Write out unchanged every row below, starting with the row that contains "bar (823, 356, 846, 474)" and continuing down to the final row, both included.

# START OF Data section

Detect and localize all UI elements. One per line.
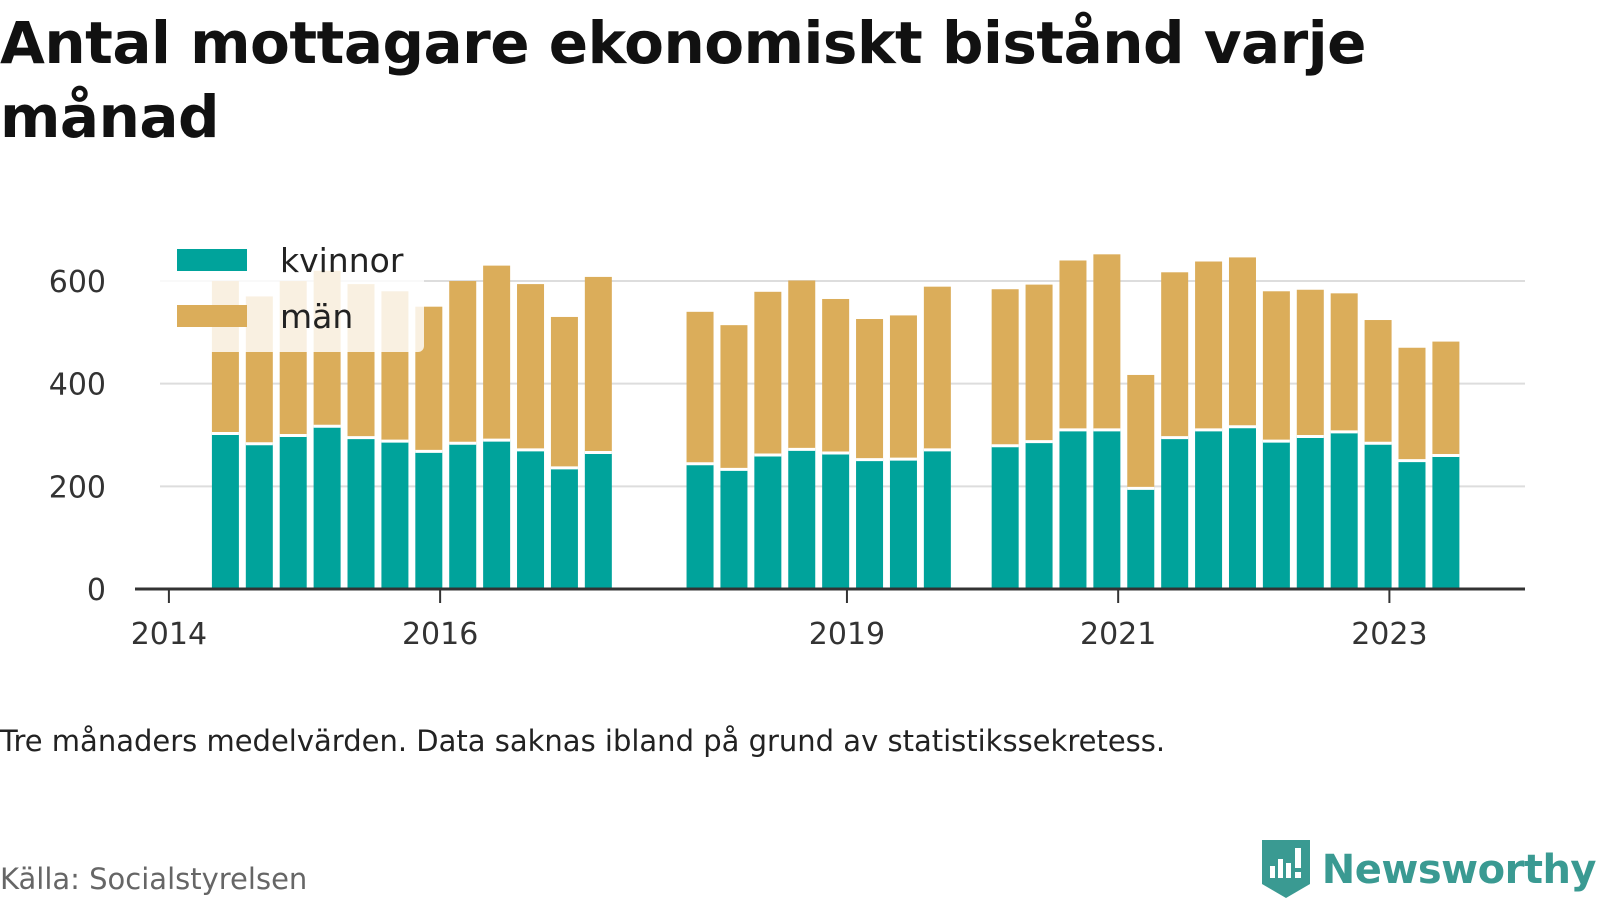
bar-man — [991, 289, 1019, 446]
bar-kvinnor — [1398, 460, 1426, 589]
bar-kvinnor — [1330, 431, 1358, 589]
bar-kvinnor — [889, 459, 917, 589]
bar-kvinnor — [347, 437, 375, 589]
bar-kvinnor — [923, 449, 951, 589]
bar-man — [550, 316, 578, 468]
bar-man — [1059, 260, 1087, 430]
bar-man — [923, 286, 951, 450]
legend-label: kvinnor — [280, 241, 404, 280]
y-tick-label: 200 — [49, 470, 106, 505]
y-tick-label: 0 — [87, 573, 106, 608]
chart-title: Antal mottagare ekonomiskt bistånd varje… — [0, 9, 1367, 151]
bar-kvinnor — [788, 449, 816, 589]
x-tick-label: 2014 — [131, 617, 207, 652]
source-credit: Källa: Socialstyrelsen — [0, 862, 308, 896]
bar-man — [1127, 374, 1155, 489]
bar-kvinnor — [1093, 429, 1121, 589]
bar-kvinnor — [245, 443, 273, 589]
bar-kvinnor — [550, 467, 578, 589]
bar-kvinnor — [720, 469, 748, 589]
bar-man — [788, 280, 816, 450]
axes: 2014 2016 2019 2021 2023 — [131, 587, 1525, 652]
stacked-bar-chart: 0 200 400 600 2014 2016 2019 2021 2023 kvinnor m… — [48, 226, 1525, 652]
bar-kvinnor — [856, 459, 884, 589]
bar-kvinnor — [1025, 441, 1053, 589]
legend: kvinnor män — [152, 226, 424, 352]
bar-man — [584, 276, 612, 453]
bar-kvinnor — [686, 463, 714, 589]
bar-kvinnor — [1161, 437, 1189, 589]
bar-kvinnor — [822, 452, 850, 589]
bar-man — [1228, 257, 1256, 427]
legend-swatch-man — [177, 305, 247, 327]
bar-kvinnor — [415, 451, 443, 589]
bar-kvinnor — [754, 455, 782, 589]
bar-kvinnor — [1364, 443, 1392, 589]
bar-kvinnor — [1432, 455, 1460, 589]
bar-kvinnor — [1195, 429, 1223, 589]
bar-man — [1093, 254, 1121, 430]
bar-kvinnor — [211, 433, 239, 589]
bar-man — [1330, 293, 1358, 432]
x-tick-label: 2023 — [1351, 617, 1427, 652]
bar-man — [822, 298, 850, 453]
bar-man — [889, 315, 917, 460]
bar-kvinnor — [584, 452, 612, 589]
bar-man — [686, 311, 714, 464]
x-tick-label: 2019 — [809, 617, 885, 652]
bar-kvinnor — [517, 449, 545, 589]
bar-man — [483, 265, 511, 441]
y-tick-label: 600 — [49, 265, 106, 300]
bar-man — [1262, 291, 1290, 442]
bar-man — [856, 319, 884, 460]
bar-kvinnor — [1127, 488, 1155, 589]
bar-man — [1432, 341, 1460, 456]
bar-man — [1364, 320, 1392, 444]
bar-kvinnor — [1296, 436, 1324, 589]
bar-kvinnor — [449, 443, 477, 589]
bar-man — [1161, 272, 1189, 438]
bar-man — [449, 281, 477, 444]
bar-man — [1025, 284, 1053, 442]
bar-kvinnor — [1228, 426, 1256, 589]
legend-swatch-kvinnor — [177, 249, 247, 271]
bar-kvinnor — [1059, 429, 1087, 589]
bar-man — [1398, 347, 1426, 461]
brand-logo: Newsworthy — [1261, 840, 1597, 900]
bar-man — [1296, 289, 1324, 437]
bar-kvinnor — [991, 445, 1019, 589]
bar-man — [720, 325, 748, 470]
chart-note: Tre månaders medelvärden. Data saknas ib… — [0, 724, 1166, 758]
bar-kvinnor — [313, 426, 341, 589]
legend-label: män — [280, 297, 353, 336]
bar-kvinnor — [381, 441, 409, 589]
bar-man — [517, 284, 545, 450]
bar-kvinnor — [1262, 441, 1290, 589]
y-tick-label: 400 — [49, 368, 106, 403]
bar-man — [1195, 261, 1223, 430]
bar-man — [754, 291, 782, 456]
x-tick-label: 2021 — [1080, 617, 1156, 652]
bar-kvinnor — [483, 440, 511, 589]
newsworthy-logo-icon — [1261, 840, 1310, 898]
x-tick-label: 2016 — [402, 617, 478, 652]
bar-kvinnor — [279, 435, 307, 589]
brand-name: Newsworthy — [1321, 847, 1597, 893]
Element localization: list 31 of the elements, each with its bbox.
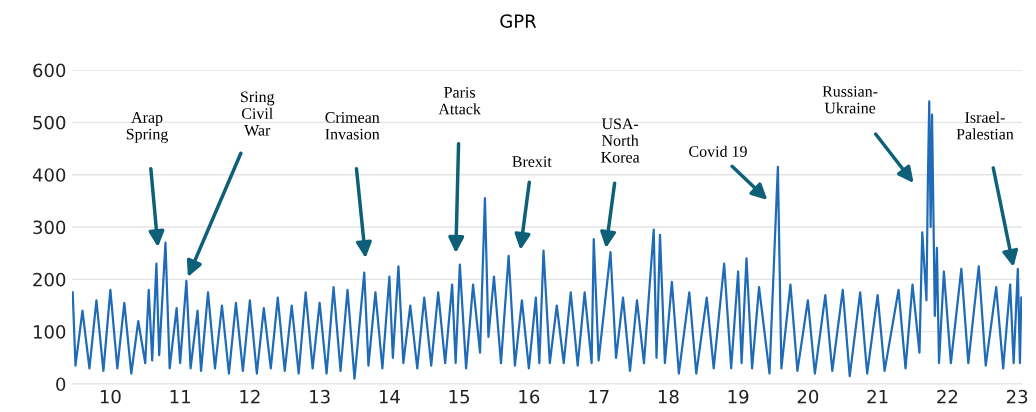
annotation: Paris Attack bbox=[438, 86, 481, 115]
x-tick-label: 15 bbox=[449, 390, 470, 404]
annotation: Arap Spring bbox=[126, 112, 169, 143]
y-tick-label: 200 bbox=[33, 272, 66, 287]
x-tick-label: 13 bbox=[310, 389, 330, 404]
y-tick-label: 600 bbox=[33, 63, 66, 78]
y-tick-label: 0 bbox=[56, 377, 66, 392]
x-tick-label: 17 bbox=[589, 390, 609, 404]
x-tick-label: 12 bbox=[240, 389, 260, 404]
annotation: Brexit bbox=[512, 156, 552, 167]
x-tick-label: 21 bbox=[867, 389, 888, 404]
x-tick-label: 23 bbox=[1006, 389, 1028, 404]
y-tick-label: 100 bbox=[33, 325, 66, 339]
annotation: Covid 19 bbox=[689, 145, 747, 157]
x-tick-label: 14 bbox=[379, 390, 400, 404]
x-tick-label: 19 bbox=[728, 389, 749, 404]
x-tick-label: 10 bbox=[100, 389, 121, 404]
annotation: Sring Civil War bbox=[241, 91, 275, 136]
x-tick-label: 18 bbox=[658, 389, 679, 404]
annotation: Israel- Palestian bbox=[956, 111, 1014, 140]
y-tick-label: 300 bbox=[33, 220, 66, 235]
annotation: USA- North Korea bbox=[601, 118, 640, 163]
y-tick-label: 500 bbox=[33, 115, 66, 130]
y-tick-label: 400 bbox=[32, 168, 66, 182]
x-tick-label: 22 bbox=[937, 389, 958, 404]
x-tick-label: 16 bbox=[519, 389, 540, 404]
annotation: Russian- Ukraine bbox=[822, 86, 878, 114]
x-tick-label: 20 bbox=[797, 389, 819, 404]
x-tick-label: 11 bbox=[170, 390, 190, 404]
chart-title: GPR bbox=[500, 14, 537, 28]
annotation: Crimean Invasion bbox=[325, 112, 380, 140]
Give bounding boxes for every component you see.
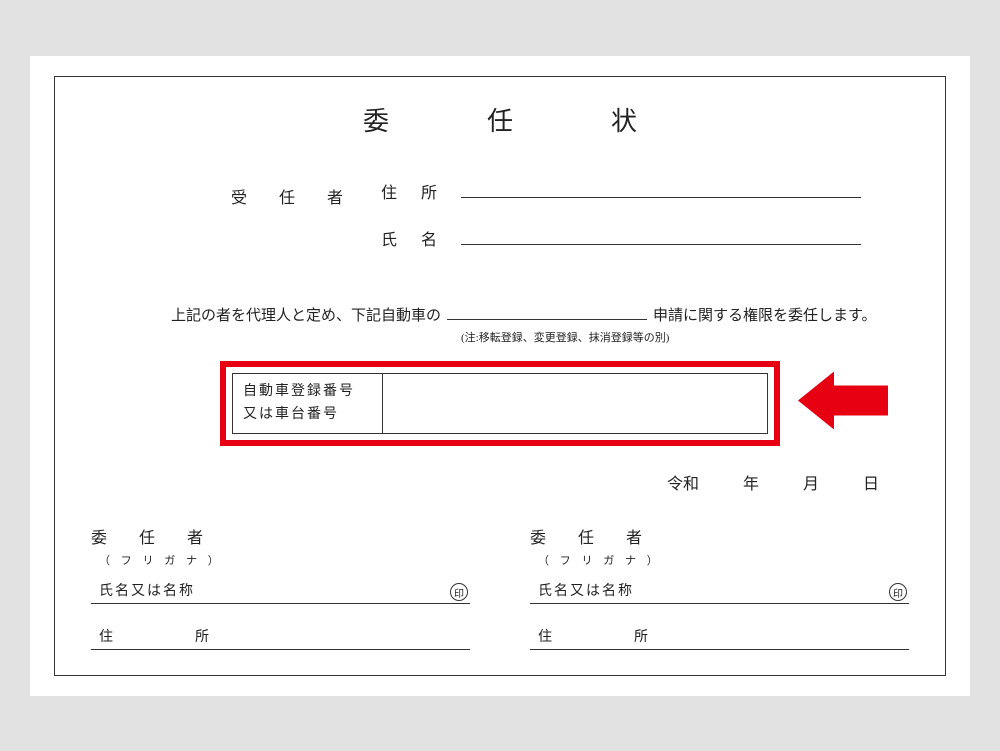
party-left: 委 任 者 （ フ リ ガ ナ ） 氏名又は名称 印 住 所 [91, 524, 470, 672]
appointee-address-row: 住 所 [381, 178, 909, 203]
day-label: 日 [863, 476, 879, 493]
party-address-label-right: 住 所 [538, 626, 666, 646]
name-label: 氏 名 [381, 226, 447, 250]
party-address-label-left: 住 所 [99, 626, 227, 646]
statement-blank [447, 302, 647, 320]
party-address-row-left: 住 所 [91, 626, 470, 650]
arrow-icon [798, 372, 888, 435]
statement-before: 上記の者を代理人と定め、下記自動車の [171, 304, 441, 325]
address-label: 住 所 [381, 179, 447, 203]
highlight-box: 自動車登録番号 又は車台番号 [220, 361, 780, 447]
statement-note: (注:移転登録、変更登録、抹消登録等の別) [461, 329, 909, 345]
parties-section: 委 任 者 （ フ リ ガ ナ ） 氏名又は名称 印 住 所 委 任 者 （ フ… [91, 524, 909, 672]
party-right: 委 任 者 （ フ リ ガ ナ ） 氏名又は名称 印 住 所 [530, 524, 909, 672]
statement-row: 上記の者を代理人と定め、下記自動車の 申請に関する権限を委任します。 [171, 302, 909, 325]
era-label: 令和 [667, 476, 699, 493]
party-name-row-right: 氏名又は名称 印 [530, 580, 909, 604]
date-row: 令和 年 月 日 [91, 470, 899, 494]
furigana-left: （ フ リ ガ ナ ） [99, 552, 470, 568]
registration-value-cell [383, 374, 767, 434]
name-underline [461, 225, 861, 245]
seal-mark-right: 印 [889, 583, 907, 601]
appointee-label: 受 任 者 [231, 178, 357, 208]
appointee-name-row: 氏 名 [381, 225, 909, 250]
furigana-right: （ フ リ ガ ナ ） [538, 552, 909, 568]
registration-table: 自動車登録番号 又は車台番号 [232, 373, 768, 435]
year-label: 年 [743, 476, 759, 493]
appointee-section: 受 任 者 住 所 氏 名 [231, 178, 909, 272]
seal-mark-left: 印 [450, 583, 468, 601]
reg-line1: 自動車登録番号 [243, 380, 372, 404]
party-title-left: 委 任 者 [91, 524, 470, 548]
address-underline [461, 178, 861, 198]
registration-label-cell: 自動車登録番号 又は車台番号 [233, 374, 383, 434]
statement-after: 申請に関する権限を委任します。 [653, 304, 877, 325]
party-title-right: 委 任 者 [530, 524, 909, 548]
party-address-row-right: 住 所 [530, 626, 909, 650]
highlight-region: 自動車登録番号 又は車台番号 [220, 361, 780, 447]
party-name-label-right: 氏名又は名称 [538, 580, 634, 600]
document-title: 委 任 状 [91, 101, 909, 138]
month-label: 月 [803, 476, 819, 493]
party-name-label-left: 氏名又は名称 [99, 580, 195, 600]
document-paper: 委 任 状 受 任 者 住 所 氏 名 上記の者を代理人と定め、下記自動車の 申… [30, 56, 970, 696]
party-name-row-left: 氏名又は名称 印 [91, 580, 470, 604]
document-border: 委 任 状 受 任 者 住 所 氏 名 上記の者を代理人と定め、下記自動車の 申… [54, 76, 946, 676]
reg-line2: 又は車台番号 [243, 403, 372, 427]
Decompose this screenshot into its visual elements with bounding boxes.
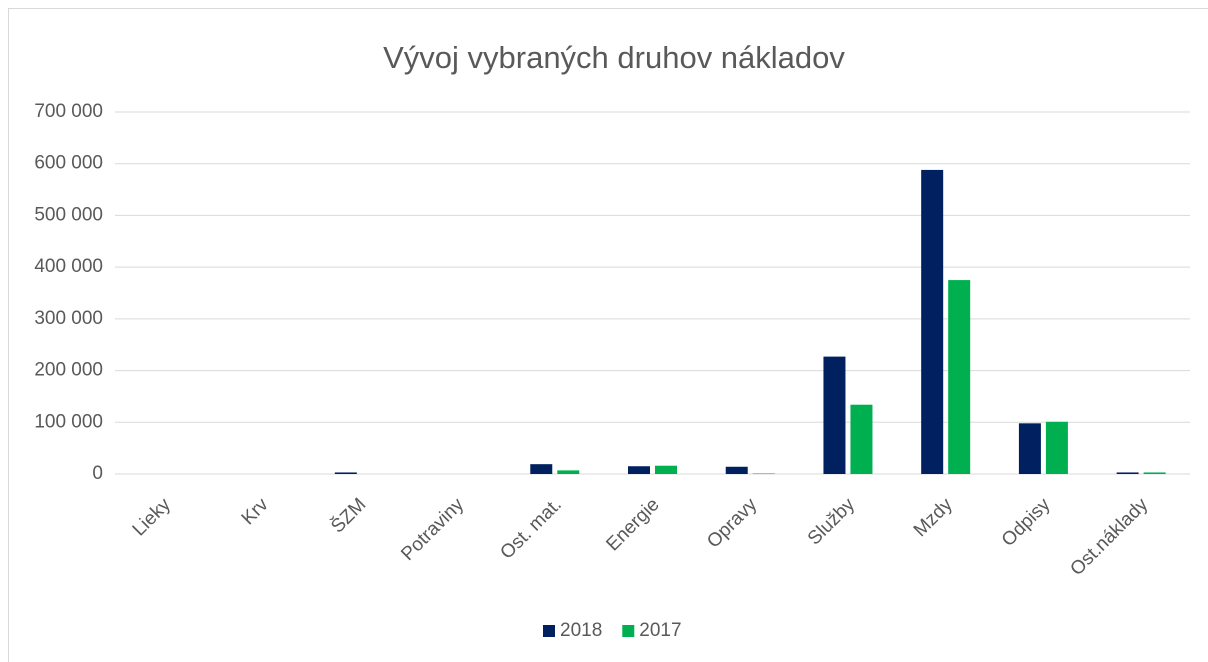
bar (823, 356, 846, 474)
chart-border (8, 8, 1208, 662)
y-tick-label: 100 000 (34, 411, 103, 432)
bar (850, 404, 873, 474)
y-tick-label: 500 000 (34, 204, 103, 225)
bar (334, 472, 357, 474)
bar (530, 464, 553, 474)
bar (628, 466, 650, 474)
bar (1018, 423, 1041, 474)
bar (752, 473, 775, 474)
bar (1045, 421, 1068, 474)
legend-label: 2017 (639, 620, 681, 641)
legend-swatch (622, 625, 635, 637)
y-tick-label: 200 000 (34, 360, 103, 381)
bar (1116, 472, 1139, 474)
bar (557, 470, 580, 474)
y-tick-label: 700 000 (34, 101, 103, 122)
bar (921, 169, 944, 475)
bar (655, 465, 677, 474)
legend-label: 2018 (560, 620, 602, 641)
bar (1143, 472, 1166, 474)
legend-swatch (543, 625, 555, 637)
y-tick-label: 400 000 (34, 256, 103, 277)
y-tick-label: 600 000 (34, 153, 103, 174)
y-tick-label: 300 000 (34, 308, 103, 329)
chart-title: Vývoj vybraných druhov nákladov (383, 40, 845, 75)
y-tick-label: 0 (92, 463, 103, 484)
bar (948, 280, 971, 474)
bar (725, 466, 748, 474)
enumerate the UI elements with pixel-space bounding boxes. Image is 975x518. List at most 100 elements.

# END OF Data section

Problem solution:
bar (823, 356, 846, 474)
chart-border (8, 8, 1208, 662)
y-tick-label: 100 000 (34, 411, 103, 432)
bar (850, 404, 873, 474)
y-tick-label: 500 000 (34, 204, 103, 225)
bar (334, 472, 357, 474)
bar (530, 464, 553, 474)
bar (628, 466, 650, 474)
bar (1018, 423, 1041, 474)
bar (752, 473, 775, 474)
bar (1045, 421, 1068, 474)
legend-label: 2017 (639, 620, 681, 641)
legend-swatch (622, 625, 635, 637)
y-tick-label: 200 000 (34, 360, 103, 381)
bar (1116, 472, 1139, 474)
bar (557, 470, 580, 474)
y-tick-label: 700 000 (34, 101, 103, 122)
bar (921, 169, 944, 475)
bar (655, 465, 677, 474)
legend-label: 2018 (560, 620, 602, 641)
bar (1143, 472, 1166, 474)
legend-swatch (543, 625, 555, 637)
y-tick-label: 400 000 (34, 256, 103, 277)
y-tick-label: 600 000 (34, 153, 103, 174)
y-tick-label: 300 000 (34, 308, 103, 329)
chart-title: Vývoj vybraných druhov nákladov (383, 40, 845, 75)
y-tick-label: 0 (92, 463, 103, 484)
bar (948, 280, 971, 474)
bar (725, 466, 748, 474)
enumerate the UI elements with pixel-space bounding boxes. Image is 975x518. List at most 100 elements.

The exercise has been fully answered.